ENTRIES SHOWN >>

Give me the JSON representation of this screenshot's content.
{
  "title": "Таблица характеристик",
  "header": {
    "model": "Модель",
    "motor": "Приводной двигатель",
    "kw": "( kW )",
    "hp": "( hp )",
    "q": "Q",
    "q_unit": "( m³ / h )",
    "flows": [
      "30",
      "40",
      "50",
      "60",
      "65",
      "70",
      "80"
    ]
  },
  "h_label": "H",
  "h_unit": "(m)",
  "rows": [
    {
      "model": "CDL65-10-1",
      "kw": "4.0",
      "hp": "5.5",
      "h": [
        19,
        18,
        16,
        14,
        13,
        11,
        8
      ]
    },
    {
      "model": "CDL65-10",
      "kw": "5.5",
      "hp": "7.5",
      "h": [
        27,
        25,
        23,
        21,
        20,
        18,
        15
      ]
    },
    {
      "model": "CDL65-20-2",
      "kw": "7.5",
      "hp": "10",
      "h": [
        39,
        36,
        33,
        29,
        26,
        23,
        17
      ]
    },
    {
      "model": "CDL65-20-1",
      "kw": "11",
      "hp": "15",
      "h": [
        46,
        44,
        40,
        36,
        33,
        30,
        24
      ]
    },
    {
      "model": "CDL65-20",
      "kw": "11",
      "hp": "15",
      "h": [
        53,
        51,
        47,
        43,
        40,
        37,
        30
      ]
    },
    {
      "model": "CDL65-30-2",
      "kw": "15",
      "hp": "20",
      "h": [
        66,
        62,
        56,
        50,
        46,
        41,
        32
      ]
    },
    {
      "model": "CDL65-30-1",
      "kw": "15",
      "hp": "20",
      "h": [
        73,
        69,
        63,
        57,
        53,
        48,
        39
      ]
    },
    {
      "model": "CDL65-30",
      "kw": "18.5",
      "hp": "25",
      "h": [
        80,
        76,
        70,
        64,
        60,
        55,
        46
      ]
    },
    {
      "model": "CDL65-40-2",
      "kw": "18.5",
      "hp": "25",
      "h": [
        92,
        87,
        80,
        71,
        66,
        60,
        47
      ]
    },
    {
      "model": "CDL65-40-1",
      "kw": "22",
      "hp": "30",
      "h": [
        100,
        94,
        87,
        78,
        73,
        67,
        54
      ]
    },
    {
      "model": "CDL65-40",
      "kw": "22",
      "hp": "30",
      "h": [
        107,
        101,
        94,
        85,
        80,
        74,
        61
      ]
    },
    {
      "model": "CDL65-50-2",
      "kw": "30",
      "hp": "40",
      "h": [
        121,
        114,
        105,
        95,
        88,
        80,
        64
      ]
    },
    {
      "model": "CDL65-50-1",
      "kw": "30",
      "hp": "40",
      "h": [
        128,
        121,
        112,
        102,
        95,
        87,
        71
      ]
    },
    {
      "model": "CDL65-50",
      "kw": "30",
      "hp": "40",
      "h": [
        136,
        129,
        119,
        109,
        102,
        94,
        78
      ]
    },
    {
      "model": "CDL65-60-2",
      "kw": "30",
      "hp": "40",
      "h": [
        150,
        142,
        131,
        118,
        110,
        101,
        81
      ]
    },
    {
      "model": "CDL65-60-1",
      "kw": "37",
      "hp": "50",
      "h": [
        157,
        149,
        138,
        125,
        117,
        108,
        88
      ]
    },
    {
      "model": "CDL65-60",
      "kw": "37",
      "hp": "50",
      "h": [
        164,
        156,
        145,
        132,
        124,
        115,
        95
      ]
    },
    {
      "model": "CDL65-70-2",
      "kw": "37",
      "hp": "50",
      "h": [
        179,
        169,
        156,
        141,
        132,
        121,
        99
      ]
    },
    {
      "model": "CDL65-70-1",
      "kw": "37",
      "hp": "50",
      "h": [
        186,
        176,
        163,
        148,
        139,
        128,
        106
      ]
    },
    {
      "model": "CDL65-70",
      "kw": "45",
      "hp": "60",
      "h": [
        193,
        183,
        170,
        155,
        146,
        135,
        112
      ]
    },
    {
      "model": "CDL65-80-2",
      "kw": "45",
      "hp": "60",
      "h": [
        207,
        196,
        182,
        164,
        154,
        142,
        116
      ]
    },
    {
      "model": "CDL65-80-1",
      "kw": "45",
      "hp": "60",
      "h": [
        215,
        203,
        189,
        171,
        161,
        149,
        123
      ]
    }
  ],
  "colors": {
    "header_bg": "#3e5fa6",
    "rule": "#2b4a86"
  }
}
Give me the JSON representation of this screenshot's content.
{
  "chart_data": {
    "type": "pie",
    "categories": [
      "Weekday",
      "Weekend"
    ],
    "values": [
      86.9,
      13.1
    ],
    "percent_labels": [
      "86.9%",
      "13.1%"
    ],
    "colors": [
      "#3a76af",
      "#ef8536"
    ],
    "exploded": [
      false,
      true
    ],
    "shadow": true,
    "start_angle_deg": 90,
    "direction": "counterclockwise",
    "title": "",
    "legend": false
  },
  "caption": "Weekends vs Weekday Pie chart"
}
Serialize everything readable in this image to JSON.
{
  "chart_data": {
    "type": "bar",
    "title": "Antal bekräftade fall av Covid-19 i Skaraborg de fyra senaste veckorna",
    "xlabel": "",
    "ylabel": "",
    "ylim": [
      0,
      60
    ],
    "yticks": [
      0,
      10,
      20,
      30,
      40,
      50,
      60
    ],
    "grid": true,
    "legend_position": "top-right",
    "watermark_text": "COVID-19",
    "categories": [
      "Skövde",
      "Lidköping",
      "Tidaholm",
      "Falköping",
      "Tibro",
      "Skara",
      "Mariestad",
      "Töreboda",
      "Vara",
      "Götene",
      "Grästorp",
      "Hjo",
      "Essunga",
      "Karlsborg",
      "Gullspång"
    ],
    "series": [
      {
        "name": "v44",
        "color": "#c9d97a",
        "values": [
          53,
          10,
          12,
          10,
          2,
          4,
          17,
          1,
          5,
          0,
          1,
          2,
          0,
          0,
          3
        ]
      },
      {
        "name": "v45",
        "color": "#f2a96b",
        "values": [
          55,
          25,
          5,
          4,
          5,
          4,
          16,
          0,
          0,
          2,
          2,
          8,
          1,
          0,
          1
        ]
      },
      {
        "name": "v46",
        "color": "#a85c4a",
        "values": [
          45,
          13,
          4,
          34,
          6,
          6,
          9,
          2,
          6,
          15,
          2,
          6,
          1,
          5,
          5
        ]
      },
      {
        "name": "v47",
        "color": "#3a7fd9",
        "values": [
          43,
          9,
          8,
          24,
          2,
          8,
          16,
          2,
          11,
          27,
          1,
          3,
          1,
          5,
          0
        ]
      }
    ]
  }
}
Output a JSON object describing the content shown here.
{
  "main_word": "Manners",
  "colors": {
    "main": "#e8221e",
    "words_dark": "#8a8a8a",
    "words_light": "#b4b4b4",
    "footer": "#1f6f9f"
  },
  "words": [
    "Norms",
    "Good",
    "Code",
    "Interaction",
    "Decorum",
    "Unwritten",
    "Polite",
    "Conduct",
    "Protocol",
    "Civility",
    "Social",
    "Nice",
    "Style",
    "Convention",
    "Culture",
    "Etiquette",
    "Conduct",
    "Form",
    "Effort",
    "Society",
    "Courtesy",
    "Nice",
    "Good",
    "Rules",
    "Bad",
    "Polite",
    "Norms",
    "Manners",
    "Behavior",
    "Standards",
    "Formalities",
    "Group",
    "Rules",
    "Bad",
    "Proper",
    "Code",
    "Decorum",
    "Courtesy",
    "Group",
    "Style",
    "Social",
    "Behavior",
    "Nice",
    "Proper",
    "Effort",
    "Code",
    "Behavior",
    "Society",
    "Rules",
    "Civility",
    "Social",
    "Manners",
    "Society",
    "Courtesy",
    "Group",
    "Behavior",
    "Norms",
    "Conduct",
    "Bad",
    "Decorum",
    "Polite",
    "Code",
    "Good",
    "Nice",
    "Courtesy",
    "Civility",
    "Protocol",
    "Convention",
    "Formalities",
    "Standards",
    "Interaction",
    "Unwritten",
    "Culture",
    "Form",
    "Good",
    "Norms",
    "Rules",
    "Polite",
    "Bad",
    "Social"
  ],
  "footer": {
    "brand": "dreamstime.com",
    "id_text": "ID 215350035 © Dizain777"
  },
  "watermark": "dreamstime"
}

WRITTEN TASK >> The required answer is a single number: the count of lines in the entries that hold the string "JSON".

EXPECTED OUTPUT >> 4